== THE DATA ==
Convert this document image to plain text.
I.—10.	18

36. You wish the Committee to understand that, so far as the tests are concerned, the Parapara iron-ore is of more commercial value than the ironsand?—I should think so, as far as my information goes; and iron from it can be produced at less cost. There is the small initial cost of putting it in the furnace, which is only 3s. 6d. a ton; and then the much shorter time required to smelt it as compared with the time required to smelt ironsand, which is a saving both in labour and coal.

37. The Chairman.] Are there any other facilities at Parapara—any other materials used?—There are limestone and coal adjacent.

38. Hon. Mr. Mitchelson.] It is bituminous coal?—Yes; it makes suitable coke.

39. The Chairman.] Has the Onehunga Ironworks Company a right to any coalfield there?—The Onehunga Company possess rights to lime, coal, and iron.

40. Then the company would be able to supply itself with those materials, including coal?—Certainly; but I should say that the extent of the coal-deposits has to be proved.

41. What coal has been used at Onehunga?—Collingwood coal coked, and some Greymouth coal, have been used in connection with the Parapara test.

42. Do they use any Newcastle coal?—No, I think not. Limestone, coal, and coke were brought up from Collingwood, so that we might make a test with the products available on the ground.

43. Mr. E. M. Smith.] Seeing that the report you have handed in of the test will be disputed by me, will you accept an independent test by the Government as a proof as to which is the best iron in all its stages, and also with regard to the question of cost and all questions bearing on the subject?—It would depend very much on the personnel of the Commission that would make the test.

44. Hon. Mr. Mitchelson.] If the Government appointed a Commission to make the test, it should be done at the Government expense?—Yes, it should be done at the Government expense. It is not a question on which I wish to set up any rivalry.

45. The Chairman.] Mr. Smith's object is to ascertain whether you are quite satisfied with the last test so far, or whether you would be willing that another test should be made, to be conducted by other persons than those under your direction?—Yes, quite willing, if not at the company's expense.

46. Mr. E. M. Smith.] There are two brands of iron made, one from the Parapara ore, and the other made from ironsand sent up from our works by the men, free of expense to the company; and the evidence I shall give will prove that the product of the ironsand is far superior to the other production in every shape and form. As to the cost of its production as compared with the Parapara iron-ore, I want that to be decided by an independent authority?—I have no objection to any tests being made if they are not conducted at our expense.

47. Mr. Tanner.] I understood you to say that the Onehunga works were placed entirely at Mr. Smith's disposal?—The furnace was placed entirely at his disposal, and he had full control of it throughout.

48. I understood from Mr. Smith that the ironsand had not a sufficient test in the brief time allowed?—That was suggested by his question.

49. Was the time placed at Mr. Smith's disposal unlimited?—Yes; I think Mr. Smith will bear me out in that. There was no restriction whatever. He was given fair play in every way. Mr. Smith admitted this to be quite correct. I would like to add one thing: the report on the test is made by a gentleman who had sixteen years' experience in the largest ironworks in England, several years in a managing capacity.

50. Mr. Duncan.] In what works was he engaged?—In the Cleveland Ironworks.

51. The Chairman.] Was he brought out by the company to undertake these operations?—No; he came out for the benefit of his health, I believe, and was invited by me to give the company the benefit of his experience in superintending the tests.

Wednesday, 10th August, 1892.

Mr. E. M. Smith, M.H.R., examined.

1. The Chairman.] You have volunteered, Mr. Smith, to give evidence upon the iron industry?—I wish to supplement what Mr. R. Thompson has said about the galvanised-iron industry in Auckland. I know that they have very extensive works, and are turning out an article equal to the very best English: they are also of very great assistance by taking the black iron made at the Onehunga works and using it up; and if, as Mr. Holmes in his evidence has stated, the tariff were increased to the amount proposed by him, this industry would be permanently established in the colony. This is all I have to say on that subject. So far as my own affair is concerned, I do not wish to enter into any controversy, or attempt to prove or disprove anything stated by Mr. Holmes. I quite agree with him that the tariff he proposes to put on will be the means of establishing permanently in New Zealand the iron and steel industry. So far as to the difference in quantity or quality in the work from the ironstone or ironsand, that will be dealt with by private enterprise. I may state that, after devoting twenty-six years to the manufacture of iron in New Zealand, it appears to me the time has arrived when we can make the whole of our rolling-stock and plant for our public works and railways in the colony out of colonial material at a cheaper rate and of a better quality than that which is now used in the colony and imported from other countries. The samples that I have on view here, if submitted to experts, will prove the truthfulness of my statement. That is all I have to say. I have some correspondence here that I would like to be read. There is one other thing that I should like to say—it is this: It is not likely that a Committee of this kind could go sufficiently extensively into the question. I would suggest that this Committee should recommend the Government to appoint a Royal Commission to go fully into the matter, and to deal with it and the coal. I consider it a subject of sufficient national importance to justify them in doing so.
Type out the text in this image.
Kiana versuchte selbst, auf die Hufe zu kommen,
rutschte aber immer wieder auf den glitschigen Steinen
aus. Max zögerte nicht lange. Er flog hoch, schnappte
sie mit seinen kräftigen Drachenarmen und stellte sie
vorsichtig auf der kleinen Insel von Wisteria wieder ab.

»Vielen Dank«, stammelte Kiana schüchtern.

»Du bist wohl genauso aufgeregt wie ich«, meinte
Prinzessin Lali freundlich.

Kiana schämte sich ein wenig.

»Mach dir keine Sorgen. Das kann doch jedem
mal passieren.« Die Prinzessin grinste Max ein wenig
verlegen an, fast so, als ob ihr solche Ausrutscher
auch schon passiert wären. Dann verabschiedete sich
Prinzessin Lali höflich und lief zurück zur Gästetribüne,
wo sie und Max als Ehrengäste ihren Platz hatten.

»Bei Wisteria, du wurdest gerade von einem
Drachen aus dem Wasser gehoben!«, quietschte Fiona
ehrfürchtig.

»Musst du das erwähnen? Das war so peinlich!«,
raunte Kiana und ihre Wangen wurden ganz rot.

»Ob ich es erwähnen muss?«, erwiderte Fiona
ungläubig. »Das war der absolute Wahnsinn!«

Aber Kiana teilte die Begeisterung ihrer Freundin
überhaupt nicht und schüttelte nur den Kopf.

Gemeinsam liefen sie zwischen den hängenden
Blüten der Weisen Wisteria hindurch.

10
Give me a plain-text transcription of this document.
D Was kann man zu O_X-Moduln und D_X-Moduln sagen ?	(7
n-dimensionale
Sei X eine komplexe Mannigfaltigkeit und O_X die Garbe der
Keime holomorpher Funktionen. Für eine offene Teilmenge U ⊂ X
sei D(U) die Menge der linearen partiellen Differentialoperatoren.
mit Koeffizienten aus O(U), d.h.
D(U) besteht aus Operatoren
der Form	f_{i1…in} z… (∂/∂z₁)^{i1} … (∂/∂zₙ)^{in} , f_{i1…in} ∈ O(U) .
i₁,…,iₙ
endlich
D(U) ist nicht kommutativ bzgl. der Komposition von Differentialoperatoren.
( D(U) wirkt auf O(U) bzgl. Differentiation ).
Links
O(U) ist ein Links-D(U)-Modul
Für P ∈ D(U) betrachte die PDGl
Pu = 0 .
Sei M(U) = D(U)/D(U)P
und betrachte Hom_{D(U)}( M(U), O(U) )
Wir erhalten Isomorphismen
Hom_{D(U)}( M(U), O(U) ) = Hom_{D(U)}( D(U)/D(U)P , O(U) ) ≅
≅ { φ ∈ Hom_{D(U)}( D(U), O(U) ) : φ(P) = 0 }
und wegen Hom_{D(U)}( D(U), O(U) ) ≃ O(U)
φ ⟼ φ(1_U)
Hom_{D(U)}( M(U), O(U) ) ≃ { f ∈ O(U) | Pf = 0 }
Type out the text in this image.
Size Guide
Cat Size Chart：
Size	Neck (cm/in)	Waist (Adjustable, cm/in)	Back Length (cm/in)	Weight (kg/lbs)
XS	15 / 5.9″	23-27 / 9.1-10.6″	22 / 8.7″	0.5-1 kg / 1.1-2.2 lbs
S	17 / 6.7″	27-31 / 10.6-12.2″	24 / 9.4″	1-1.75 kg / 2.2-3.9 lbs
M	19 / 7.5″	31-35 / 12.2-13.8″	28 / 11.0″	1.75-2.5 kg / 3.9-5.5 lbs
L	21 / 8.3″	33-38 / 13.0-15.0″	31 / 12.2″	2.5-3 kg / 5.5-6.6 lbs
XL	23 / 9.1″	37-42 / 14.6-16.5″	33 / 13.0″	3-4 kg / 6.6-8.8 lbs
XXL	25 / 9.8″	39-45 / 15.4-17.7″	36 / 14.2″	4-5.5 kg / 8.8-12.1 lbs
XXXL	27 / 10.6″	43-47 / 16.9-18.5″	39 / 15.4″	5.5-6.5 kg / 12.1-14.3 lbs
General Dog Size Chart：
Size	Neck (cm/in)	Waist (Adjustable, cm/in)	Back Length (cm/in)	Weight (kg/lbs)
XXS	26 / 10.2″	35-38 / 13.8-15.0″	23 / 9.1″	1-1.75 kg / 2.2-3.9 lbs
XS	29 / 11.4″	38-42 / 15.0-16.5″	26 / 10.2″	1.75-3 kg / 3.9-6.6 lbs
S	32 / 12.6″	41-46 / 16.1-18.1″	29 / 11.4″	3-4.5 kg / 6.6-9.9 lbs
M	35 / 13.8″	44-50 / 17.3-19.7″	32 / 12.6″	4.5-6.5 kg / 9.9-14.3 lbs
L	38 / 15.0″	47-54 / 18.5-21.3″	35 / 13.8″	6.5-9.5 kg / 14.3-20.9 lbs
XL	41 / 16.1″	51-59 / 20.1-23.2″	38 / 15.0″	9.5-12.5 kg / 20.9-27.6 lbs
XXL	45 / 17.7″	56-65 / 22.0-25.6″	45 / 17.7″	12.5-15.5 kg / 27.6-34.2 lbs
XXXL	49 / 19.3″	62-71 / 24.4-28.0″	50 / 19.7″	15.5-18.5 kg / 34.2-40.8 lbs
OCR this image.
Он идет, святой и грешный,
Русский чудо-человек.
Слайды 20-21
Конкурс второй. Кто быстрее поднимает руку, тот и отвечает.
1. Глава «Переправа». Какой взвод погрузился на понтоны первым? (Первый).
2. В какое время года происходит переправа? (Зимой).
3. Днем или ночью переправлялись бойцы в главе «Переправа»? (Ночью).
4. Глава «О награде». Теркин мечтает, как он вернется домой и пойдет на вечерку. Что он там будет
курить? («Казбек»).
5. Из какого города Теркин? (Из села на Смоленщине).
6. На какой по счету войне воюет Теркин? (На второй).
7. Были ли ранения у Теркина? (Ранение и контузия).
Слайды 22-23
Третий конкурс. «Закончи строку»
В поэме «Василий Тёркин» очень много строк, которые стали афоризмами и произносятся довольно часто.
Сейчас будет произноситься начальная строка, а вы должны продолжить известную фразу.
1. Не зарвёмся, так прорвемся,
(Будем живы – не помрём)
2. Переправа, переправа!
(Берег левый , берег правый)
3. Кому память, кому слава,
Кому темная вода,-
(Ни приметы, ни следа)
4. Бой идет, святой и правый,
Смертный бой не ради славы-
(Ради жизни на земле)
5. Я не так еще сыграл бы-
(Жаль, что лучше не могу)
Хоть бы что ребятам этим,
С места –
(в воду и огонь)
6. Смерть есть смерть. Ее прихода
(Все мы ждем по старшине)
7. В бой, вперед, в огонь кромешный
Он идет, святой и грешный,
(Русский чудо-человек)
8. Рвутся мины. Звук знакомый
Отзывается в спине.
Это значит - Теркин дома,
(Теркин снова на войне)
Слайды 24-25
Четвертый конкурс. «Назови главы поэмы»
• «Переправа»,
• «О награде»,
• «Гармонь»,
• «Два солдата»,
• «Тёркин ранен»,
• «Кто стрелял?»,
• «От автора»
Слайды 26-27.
===
_TASK DESCRIPTION_
Please list every line of the records that contains "Chart".

_EXERCISE RESULT_
Cat Size Chart：
General Dog Size Chart：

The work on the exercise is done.